Die Bundesregierung macht Russland für eine Phishing-Kampagne gegen den Messengerdienst Signal verantwortlich, von der mehrere Spitzenpolitikerinnen betroffen sind. Zu den Opfern zählen Bundesministerinnen Verena Hubertz (SPD) und Karin Prien (CDU) sowie Bundestagspräsidentin Julia Klöckner. Regierungskreise bestätigten dem „Spiegel“, der Angriff komme mutmaßlich aus Russland, während bereits niederländische Nachrichtendienste und das FBI vor entsprechenden Akteuren gewarnt hatten.
Bundesregierung sieht Urheber der Attacke in Russland
Aus Regierungskreisen wurde dem „Spiegel“ bestätigt, dass „dieser Angriff mutmaßlich aus Russland kommt“. Zuvor hatten schon niederländische Nachrichtendienste „russische staatliche Akteure“ dafür verantwortlich gemacht. Das FBI hatte im März vor „Akteuren, die mit den russischen Nachrichtendiensten verbunden sind“ gewarnt, die versuchten, in Konten von kommerziellen Messengerdiensten einzudringen.
Zu den Opfern der Phishing-Kampagne gegen den Messengerdienst Signal zählen nach Angaben aus Regierungskreisen Bundesministerinnen Verena Hubertz (SPD) und Karin Prien (CDU) sowie Bundestagspräsidentin Julia Klöckner.
Breiter Personenkreis im Visier
Aus Regierungskreisen hieß es weiter, alle Betroffenen, deren Konten kompromittiert waren, seien inzwischen vom Bundesamt für Verfassungsschutz und dem Bundesamt für Sicherheit in der Informationstechnik (BSI) informiert worden. Die betroffenen Geräte seien überprüft und der Datenabfluss gestoppt worden.

■ ARBEITSAUFTRAG A ■
Welche Behörden haben laut dem Bericht über die Signal-Phishing-Kampagne die Betroffenen mit kompromittierten Konten informiert?
■ ARBEITSAUFTRAG B ■
Führen Sie den Bericht über die Signal-Phishing-Kampagne im Anschluss an seinen letzten Satz weiter.
Die Einträge werden hierfür nicht benötigt.

■ Datensätze ■
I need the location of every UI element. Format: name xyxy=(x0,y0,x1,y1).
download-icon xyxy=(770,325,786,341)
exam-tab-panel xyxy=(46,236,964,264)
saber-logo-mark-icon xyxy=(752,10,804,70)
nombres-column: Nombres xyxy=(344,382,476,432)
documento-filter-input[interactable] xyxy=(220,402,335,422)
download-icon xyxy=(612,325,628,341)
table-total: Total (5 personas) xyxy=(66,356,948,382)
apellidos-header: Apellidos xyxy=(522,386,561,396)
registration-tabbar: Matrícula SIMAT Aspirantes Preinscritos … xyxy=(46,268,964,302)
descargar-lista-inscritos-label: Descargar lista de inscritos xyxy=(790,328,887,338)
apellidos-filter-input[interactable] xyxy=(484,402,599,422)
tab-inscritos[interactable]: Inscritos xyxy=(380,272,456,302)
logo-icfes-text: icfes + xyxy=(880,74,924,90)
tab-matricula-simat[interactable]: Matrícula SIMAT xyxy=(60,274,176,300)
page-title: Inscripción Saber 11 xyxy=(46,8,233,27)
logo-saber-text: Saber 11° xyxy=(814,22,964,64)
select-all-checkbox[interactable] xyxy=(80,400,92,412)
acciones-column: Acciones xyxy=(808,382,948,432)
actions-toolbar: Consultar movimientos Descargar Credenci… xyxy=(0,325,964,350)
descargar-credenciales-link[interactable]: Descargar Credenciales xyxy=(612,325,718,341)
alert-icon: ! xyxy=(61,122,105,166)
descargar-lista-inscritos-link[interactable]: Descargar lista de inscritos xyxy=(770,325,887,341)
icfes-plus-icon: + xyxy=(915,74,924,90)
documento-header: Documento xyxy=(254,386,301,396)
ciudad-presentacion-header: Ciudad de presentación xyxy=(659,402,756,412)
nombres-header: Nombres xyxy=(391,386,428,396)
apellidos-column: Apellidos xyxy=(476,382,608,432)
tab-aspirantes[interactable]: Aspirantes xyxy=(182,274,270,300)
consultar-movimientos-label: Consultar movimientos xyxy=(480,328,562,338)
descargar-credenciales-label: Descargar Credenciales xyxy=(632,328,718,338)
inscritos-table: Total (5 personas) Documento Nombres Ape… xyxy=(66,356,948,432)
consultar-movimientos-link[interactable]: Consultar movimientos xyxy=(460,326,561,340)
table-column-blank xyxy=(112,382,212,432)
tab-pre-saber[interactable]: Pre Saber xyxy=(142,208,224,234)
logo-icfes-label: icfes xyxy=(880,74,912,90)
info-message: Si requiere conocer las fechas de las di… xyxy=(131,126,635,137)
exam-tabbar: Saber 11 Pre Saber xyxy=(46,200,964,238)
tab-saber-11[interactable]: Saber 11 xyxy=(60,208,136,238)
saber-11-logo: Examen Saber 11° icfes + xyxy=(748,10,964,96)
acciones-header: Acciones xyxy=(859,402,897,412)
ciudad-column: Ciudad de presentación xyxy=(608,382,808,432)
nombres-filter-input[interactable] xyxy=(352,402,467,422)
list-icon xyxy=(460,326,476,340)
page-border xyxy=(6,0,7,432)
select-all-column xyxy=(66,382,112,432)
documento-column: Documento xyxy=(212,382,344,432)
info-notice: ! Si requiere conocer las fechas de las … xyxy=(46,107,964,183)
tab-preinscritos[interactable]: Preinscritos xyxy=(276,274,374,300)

■ ÜBUNGSERGEBNIS A ■
Das Bundesamt für Verfassungsschutz und das Bundesamt für Sicherheit in der Informationstechnik (BSI).

■ ÜBUNGSERGEBNIS B ■
Ziel der Attacke waren nach Einschätzung der Bundesregierung ein breiter Personenkreis aus dem politischen Betrieb. Die Nachrichten, mit denen die Angreifer versuchten, die Signal-Konten zu übernehmen, gingen unter anderem an Regierung und Parlament, aber auch an politische Thinktanks, Journalisten, Mitarbeiter von Nachrichtendiensten und Militärs.
Unklarheit über mögliche Betroffenheit des Kanzlers
Inwieweit auch Bundeskanzler Friedrich Merz betroffen sein könnte, ist weiter unklar. Man könne „über die Art und Weise, wie wir in der Bundesregierung kommunizieren, keine Auskunft geben“, sagte stellvertretender Regierungssprecher Sebastian Hille der dts Nachrichtenagentur.
Das gelte grundsätzlich, aber insbesondere auch in Bezug auf die Kommunikationsmittel und die entsprechenden Telekommunikationswege. „Aber seien Sie sich sicher, dass die Kommunikation der Bundesregierung, des Bundeskanzlers, der Bundesminister auf sicheren Kanälen läuft“, so Hille.